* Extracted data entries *
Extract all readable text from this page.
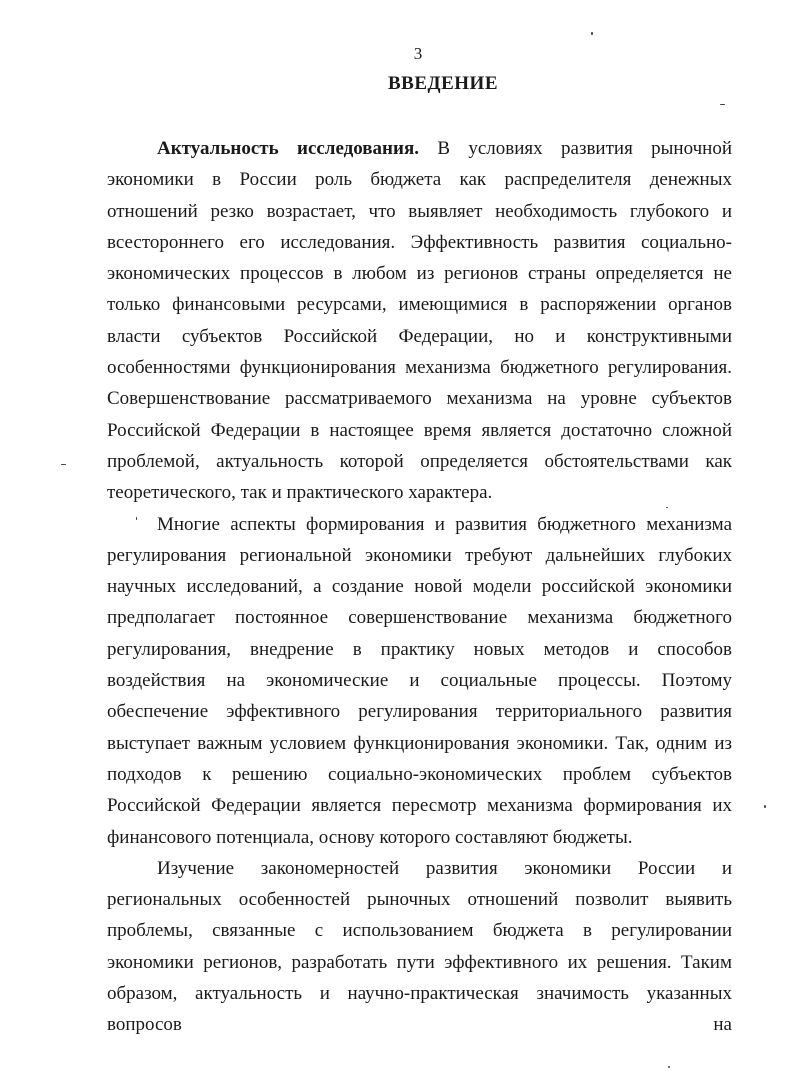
3
ВВЕДЕНИЕ

Актуальность исследования. В условиях развития рыночной экономики в России роль бюджета как распределителя денежных отношений резко возрастает, что выявляет необходимость глубокого и всестороннего его исследования. Эффективность развития социально-экономических процессов в любом из регионов страны определяется не только финансовыми ресурсами, имеющимися в распоряжении органов власти субъектов Российской Федерации, но и конструктивными особенностями функционирования механизма бюджетного регулирования. Совершенствование рассматриваемого механизма на уровне субъектов Российской Федерации в настоящее время является достаточно сложной проблемой, актуальность которой определяется обстоятельствами как теоретического, так и практического характера.

Многие аспекты формирования и развития бюджетного механизма регулирования региональной экономики требуют дальнейших глубоких научных исследований, а создание новой модели российской экономики предполагает постоянное совершенствование механизма бюджетного регулирования, внедрение в практику новых методов и способов воздействия на экономические и социальные процессы. Поэтому обеспечение эффективного регулирования территориального развития выступает важным условием функционирования экономики. Так, одним из подходов к решению социально-экономических проблем субъектов Российской Федерации является пересмотр механизма формирования их финансового потенциала, основу которого составляют бюджеты.

Изучение закономерностей развития экономики России и региональных особенностей рыночных отношений позволит выявить проблемы, связанные с использованием бюджета в регулировании экономики регионов, разработать пути эффективного их решения. Таким образом, актуальность и научно-практическая значимость указанных вопросов на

* Stated exercise *
Pull out every line holding "бюджета" from the records above, and copy it.

* Answer *
Актуальность исследования. В условиях развития рыночной экономики в России роль бюджета как распределителя денежных отношений резко возрастает, что выявляет необходимость глубокого и всестороннего его исследования. Эффективность развития социально-экономических процессов в любом из регионов страны определяется не только финансовыми ресурсами, имеющимися в распоряжении органов власти субъектов Российской Федерации, но и конструктивными особенностями функционирования механизма бюджетного регулирования. Совершенствование рассматриваемого механизма на уровне субъектов Российской Федерации в настоящее время является достаточно сложной проблемой, актуальность которой определяется обстоятельствами как теоретического, так и практического характера.
Изучение закономерностей развития экономики России и региональных особенностей рыночных отношений позволит выявить проблемы, связанные с использованием бюджета в регулировании экономики регионов, разработать пути эффективного их решения. Таким образом, актуальность и научно-практическая значимость указанных вопросов на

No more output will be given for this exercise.